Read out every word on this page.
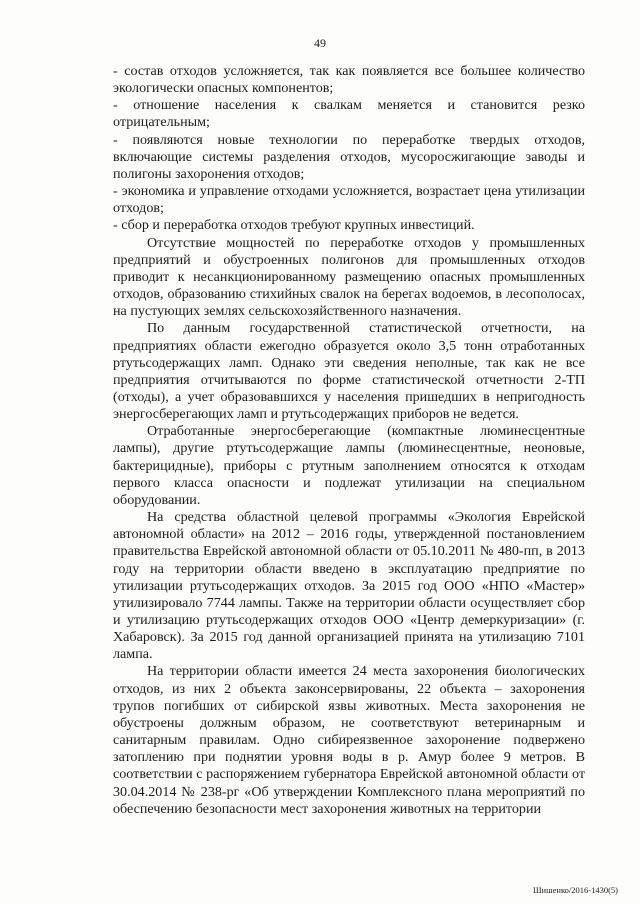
49

- состав отходов усложняется, так как появляется все большее количество экологически опасных компонентов;

- отношение населения к свалкам меняется и становится резко отрицательным;

- появляются новые технологии по переработке твердых отходов, включающие системы разделения отходов, мусоросжигающие заводы и полигоны захоронения отходов;

- экономика и управление отходами усложняется, возрастает цена утилизации отходов;

- сбор и переработка отходов требуют крупных инвестиций.

Отсутствие мощностей по переработке отходов у промышленных предприятий и обустроенных полигонов для промышленных отходов приводит к несанкционированному размещению опасных промышленных отходов, образованию стихийных свалок на берегах водоемов, в лесополосах, на пустующих землях сельскохозяйственного назначения.

По данным государственной статистической отчетности, на предприятиях области ежегодно образуется около 3,5 тонн отработанных ртутьсодержащих ламп. Однако эти сведения неполные, так как не все предприятия отчитываются по форме статистической отчетности 2-ТП (отходы), а учет образовавшихся у населения пришедших в непригодность энергосберегающих ламп и ртутьсодержащих приборов не ведется.

Отработанные энергосберегающие (компактные люминесцентные лампы), другие ртутьсодержащие лампы (люминесцентные, неоновые, бактерицидные), приборы с ртутным заполнением относятся к отходам первого класса опасности и подлежат утилизации на специальном оборудовании.

На средства областной целевой программы «Экология Еврейской автономной области» на 2012 – 2016 годы, утвержденной постановлением правительства Еврейской автономной области от 05.10.2011 № 480-пп, в 2013 году на территории области введено в эксплуатацию предприятие по утилизации ртутьсодержащих отходов. За 2015 год ООО «НПО «Мастер» утилизировало 7744 лампы. Также на территории области осуществляет сбор и утилизацию ртутьсодержащих отходов ООО «Центр демеркуризации» (г. Хабаровск). За 2015 год данной организацией принята на утилизацию 7101 лампа.

На территории области имеется 24 места захоронения биологических отходов, из них 2 объекта законсервированы, 22 объекта – захоронения трупов погибших от сибирской язвы животных. Места захоронения не обустроены должным образом, не соответствуют ветеринарным и санитарным правилам. Одно сибиреязвенное захоронение подвержено затоплению при поднятии уровня воды в р. Амур более 9 метров. В соответствии с распоряжением губернатора Еврейской автономной области от 30.04.2014 № 238-рг «Об утверждении Комплексного плана мероприятий по обеспечению безопасности мест захоронения животных на территории

Шишенко/2016-1430(5)
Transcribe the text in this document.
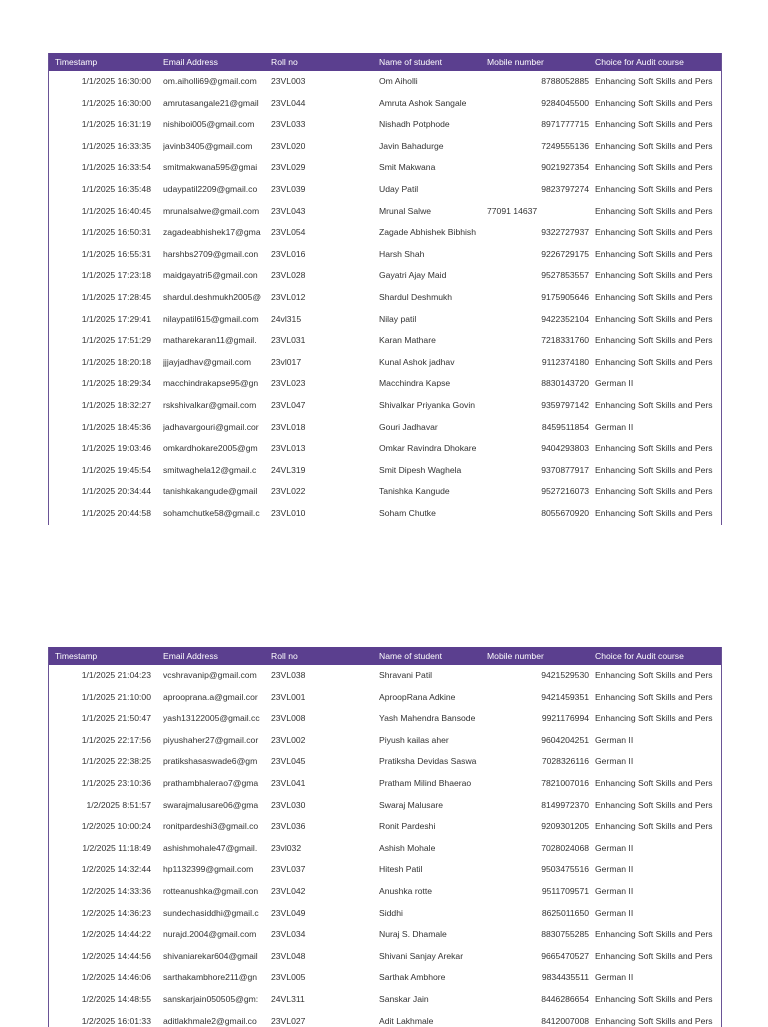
Timestamp	Email Address	Roll no	Name of student	Mobile number	Choice for Audit course
1/1/2025 16:30:00 om.aiholli69@gmail.com	23VL003	Om Aiholli	8788052885 Enhancing Soft Skills and Pers
1/1/2025 16:30:00 amrutasangale21@gmail	23VL044	Amruta Ashok Sangale	9284045500 Enhancing Soft Skills and Pers
1/1/2025 16:31:19 nishiboi005@gmail.com	23VL033	Nishadh Potphode	8971777715 Enhancing Soft Skills and Pers
1/1/2025 16:33:35 javinb3405@gmail.com	23VL020	Javin Bahadurge	7249555136 Enhancing Soft Skills and Pers
1/1/2025 16:33:54 smitmakwana595@gmai	23VL029	Smit Makwana	9021927354 Enhancing Soft Skills and Pers
1/1/2025 16:35:48 udaypatil2209@gmail.co	23VL039	Uday Patil	9823797274 Enhancing Soft Skills and Pers
1/1/2025 16:40:45 mrunalsalwe@gmail.com	23VL043	Mrunal Salwe	77091 14637	Enhancing Soft Skills and Pers
1/1/2025 16:50:31 zagadeabhishek17@gma	23VL054	Zagade Abhishek Bibhish	9322727937 Enhancing Soft Skills and Pers
1/1/2025 16:55:31 harshbs2709@gmail.con	23VL016	Harsh Shah	9226729175 Enhancing Soft Skills and Pers
1/1/2025 17:23:18 maidgayatri5@gmail.con	23VL028	Gayatri Ajay Maid	9527853557 Enhancing Soft Skills and Pers
1/1/2025 17:28:45 shardul.deshmukh2005@	23VL012	Shardul Deshmukh	9175905646 Enhancing Soft Skills and Pers
1/1/2025 17:29:41 nilaypatil615@gmail.com	24vl315	Nilay patil	9422352104 Enhancing Soft Skills and Pers
1/1/2025 17:51:29 matharekaran11@gmail.	23VL031	Karan Mathare	7218331760 Enhancing Soft Skills and Pers
1/1/2025 18:20:18 jjjayjadhav@gmail.com	23vl017	Kunal Ashok jadhav	9112374180 Enhancing Soft Skills and Pers
1/1/2025 18:29:34 macchindrakapse95@gn	23VL023	Macchindra Kapse	8830143720 German II
1/1/2025 18:32:27 rskshivalkar@gmail.com	23VL047	Shivalkar Priyanka Govin	9359797142 Enhancing Soft Skills and Pers
1/1/2025 18:45:36 jadhavargouri@gmail.cor	23VL018	Gouri Jadhavar	8459511854 German II
1/1/2025 19:03:46 omkardhokare2005@gm	23VL013	Omkar Ravindra Dhokare	9404293803 Enhancing Soft Skills and Pers
1/1/2025 19:45:54 smitwaghela12@gmail.c	24VL319	Smit Dipesh Waghela	9370877917 Enhancing Soft Skills and Pers
1/1/2025 20:34:44 tanishkakangude@gmail	23VL022	Tanishka Kangude	9527216073 Enhancing Soft Skills and Pers
1/1/2025 20:44:58 sohamchutke58@gmail.c	23VL010	Soham Chutke	8055670920 Enhancing Soft Skills and Pers
Timestamp	Email Address	Roll no	Name of student	Mobile number	Choice for Audit course
1/1/2025 21:04:23 vcshravanip@gmail.com	23VL038	Shravani Patil	9421529530 Enhancing Soft Skills and Pers
1/1/2025 21:10:00 aprooprana.a@gmail.cor	23VL001	AproopRana Adkine	9421459351 Enhancing Soft Skills and Pers
1/1/2025 21:50:47 yash13122005@gmail.cc	23VL008	Yash Mahendra Bansode	9921176994 Enhancing Soft Skills and Pers
1/1/2025 22:17:56 piyushaher27@gmail.cor	23VL002	Piyush kailas aher	9604204251 German II
1/1/2025 22:38:25 pratikshasaswade6@gm	23VL045	Pratiksha Devidas Saswa	7028326116 German II
1/1/2025 23:10:36 prathambhalerao7@gma	23VL041	Pratham Milind Bhaerao	7821007016 Enhancing Soft Skills and Pers
1/2/2025 8:51:57 swarajmalusare06@gma	23VL030	Swaraj Malusare	8149972370 Enhancing Soft Skills and Pers
1/2/2025 10:00:24 ronitpardeshi3@gmail.co	23VL036	Ronit Pardeshi	9209301205 Enhancing Soft Skills and Pers
1/2/2025 11:18:49 ashishmohale47@gmail.	23vl032	Ashish Mohale	7028024068 German II
1/2/2025 14:32:44 hp1132399@gmail.com	23VL037	Hitesh Patil	9503475516 German II
1/2/2025 14:33:36 rotteanushka@gmail.con	23VL042	Anushka rotte	9511709571 German II
1/2/2025 14:36:23 sundechasiddhi@gmail.c	23VL049	Siddhi	8625011650 German II
1/2/2025 14:44:22 nurajd.2004@gmail.com	23VL034	Nuraj S. Dhamale	8830755285 Enhancing Soft Skills and Pers
1/2/2025 14:44:56 shivaniarekar604@gmail	23VL048	Shivani Sanjay Arekar	9665470527 Enhancing Soft Skills and Pers
1/2/2025 14:46:06 sarthakambhore211@gn	23VL005	Sarthak Ambhore	9834435511 German II
1/2/2025 14:48:55 sanskarjain050505@gm:	24VL311	Sanskar Jain	8446286654 Enhancing Soft Skills and Pers
1/2/2025 16:01:33 aditlakhmale2@gmail.co	23VL027	Adit Lakhmale	8412007008 Enhancing Soft Skills and Pers
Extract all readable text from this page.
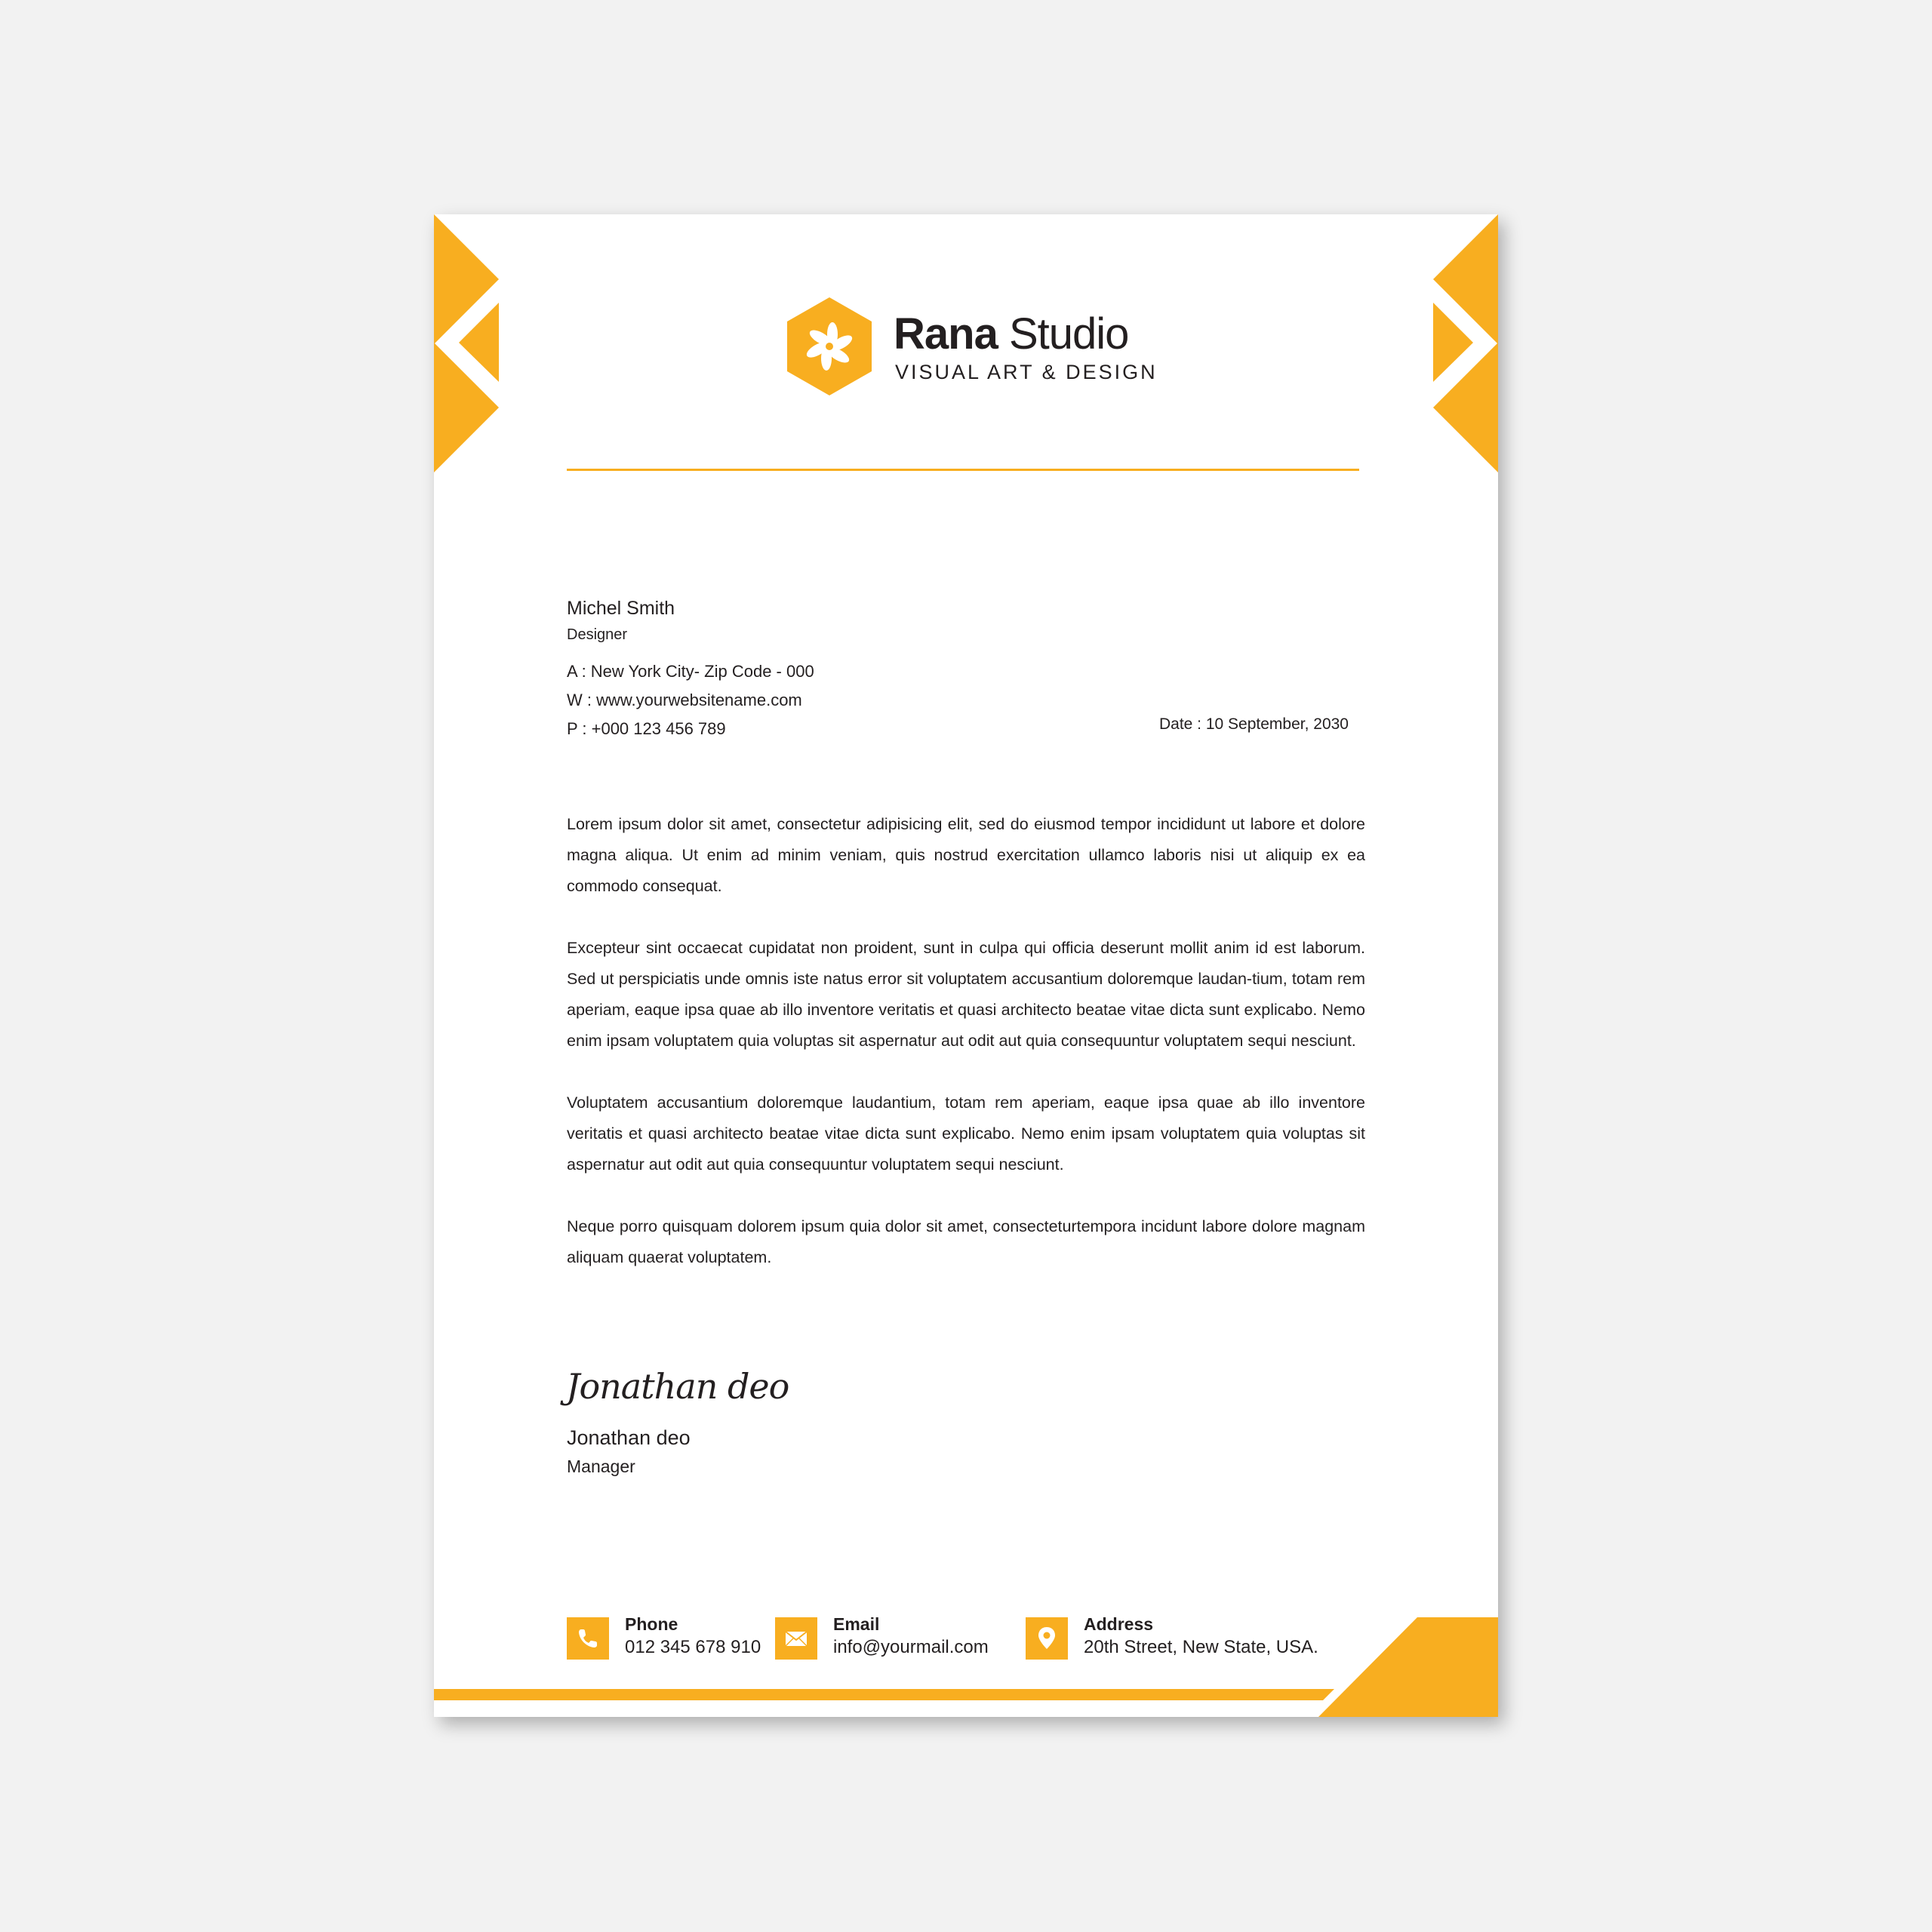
Rana Studio
VISUAL ART & DESIGN
Michel Smith
Designer
A : New York City- Zip Code - 000
W : www.yourwebsitename.com
P : +000 123 456 789	Date : 10 September, 2030

Lorem ipsum dolor sit amet, consectetur adipisicing elit, sed do eiusmod tempor incididunt ut labore et dolore magna aliqua. Ut enim ad minim veniam, quis nostrud exercitation ullamco laboris nisi ut aliquip ex ea commodo consequat.

Excepteur sint occaecat cupidatat non proident, sunt in culpa qui officia deserunt mollit anim id est laborum. Sed ut perspiciatis unde omnis iste natus error sit voluptatem accusantium doloremque laudan-tium, totam rem aperiam, eaque ipsa quae ab illo inventore veritatis et quasi architecto beatae vitae dicta sunt explicabo. Nemo enim ipsam voluptatem quia voluptas sit aspernatur aut odit aut quia consequuntur voluptatem sequi nesciunt.

Voluptatem accusantium doloremque laudantium, totam rem aperiam, eaque ipsa quae ab illo inventore veritatis et quasi architecto beatae vitae dicta sunt explicabo. Nemo enim ipsam voluptatem quia voluptas sit aspernatur aut odit aut quia consequuntur voluptatem sequi nesciunt.

Neque porro quisquam dolorem ipsum quia dolor sit amet, consecteturtempora incidunt labore dolore magnam aliquam quaerat voluptatem.

Jonathan deo
Jonathan deo
Manager
Phone
012 345 678 910
Email
info@yourmail.com
Address
20th Street, New State, USA.
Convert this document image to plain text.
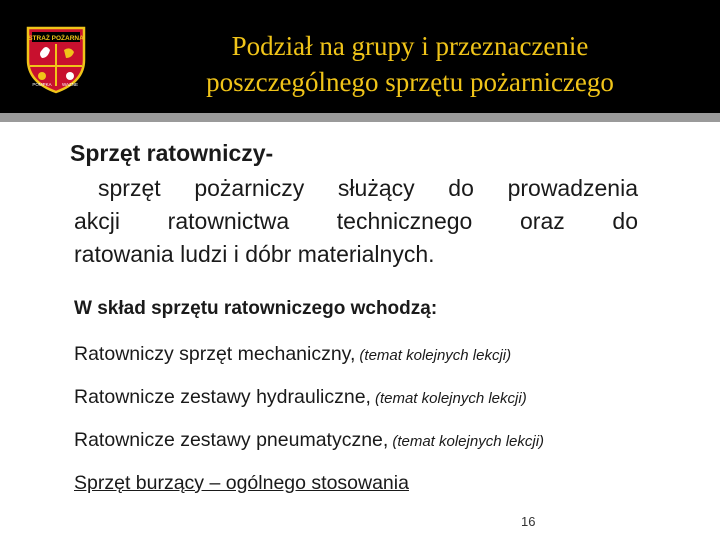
STRAŻ POŻARNA
POMPKA WAZNE
Podział na grupy i przeznaczenie
poszczególnego sprzętu pożarniczego
Sprzęt ratowniczy-
sprzęt pożarniczy służący do prowadzenia
akcji ratownictwa technicznego oraz do
ratowania ludzi i dóbr materialnych.
W skład sprzętu ratowniczego wchodzą:
Ratowniczy sprzęt mechaniczny, (temat kolejnych lekcji)
Ratownicze zestawy hydrauliczne, (temat kolejnych lekcji)
Ratownicze zestawy pneumatyczne, (temat kolejnych lekcji)
Sprzęt burzący – ogólnego stosowania
16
==================================================
**Written exercise**
Above are the records. Identify each line that contains the word "aspernatur".

**Solved problem**
Excepteur sint occaecat cupidatat non proident, sunt in culpa qui officia deserunt mollit anim id est laborum. Sed ut perspiciatis unde omnis iste natus error sit voluptatem accusantium doloremque laudan-tium, totam rem aperiam, eaque ipsa quae ab illo inventore veritatis et quasi architecto beatae vitae dicta sunt explicabo. Nemo enim ipsam voluptatem quia voluptas sit aspernatur aut odit aut quia consequuntur voluptatem sequi nesciunt.
Voluptatem accusantium doloremque laudantium, totam rem aperiam, eaque ipsa quae ab illo inventore veritatis et quasi architecto beatae vitae dicta sunt explicabo. Nemo enim ipsam voluptatem quia voluptas sit aspernatur aut odit aut quia consequuntur voluptatem sequi nesciunt.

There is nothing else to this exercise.